[Dataset records]
BEGIN

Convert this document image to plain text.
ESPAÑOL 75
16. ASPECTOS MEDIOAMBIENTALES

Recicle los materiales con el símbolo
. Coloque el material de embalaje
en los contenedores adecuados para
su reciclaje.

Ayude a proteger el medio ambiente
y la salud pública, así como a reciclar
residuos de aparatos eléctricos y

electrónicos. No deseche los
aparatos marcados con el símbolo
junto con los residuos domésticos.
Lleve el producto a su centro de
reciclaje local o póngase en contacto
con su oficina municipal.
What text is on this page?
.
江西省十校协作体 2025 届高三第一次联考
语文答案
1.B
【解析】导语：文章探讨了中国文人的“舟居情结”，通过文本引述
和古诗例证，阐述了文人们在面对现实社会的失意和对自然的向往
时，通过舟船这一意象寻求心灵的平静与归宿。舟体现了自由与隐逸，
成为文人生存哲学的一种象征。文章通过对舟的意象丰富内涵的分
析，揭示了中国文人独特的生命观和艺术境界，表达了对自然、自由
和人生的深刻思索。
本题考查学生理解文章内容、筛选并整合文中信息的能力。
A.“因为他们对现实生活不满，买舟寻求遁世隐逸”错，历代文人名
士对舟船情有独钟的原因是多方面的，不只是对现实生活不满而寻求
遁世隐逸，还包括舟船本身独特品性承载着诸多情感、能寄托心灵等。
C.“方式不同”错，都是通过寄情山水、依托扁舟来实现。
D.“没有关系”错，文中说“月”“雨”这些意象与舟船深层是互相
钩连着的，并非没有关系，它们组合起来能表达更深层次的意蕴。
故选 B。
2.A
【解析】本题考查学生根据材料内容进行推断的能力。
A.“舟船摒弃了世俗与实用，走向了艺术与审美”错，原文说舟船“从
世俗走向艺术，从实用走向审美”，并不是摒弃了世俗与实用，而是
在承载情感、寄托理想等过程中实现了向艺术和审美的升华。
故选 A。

END

Task brief:
State the number of lines in the preceding entries that include the word "aparatos". Provide nothing else.

Reply:
2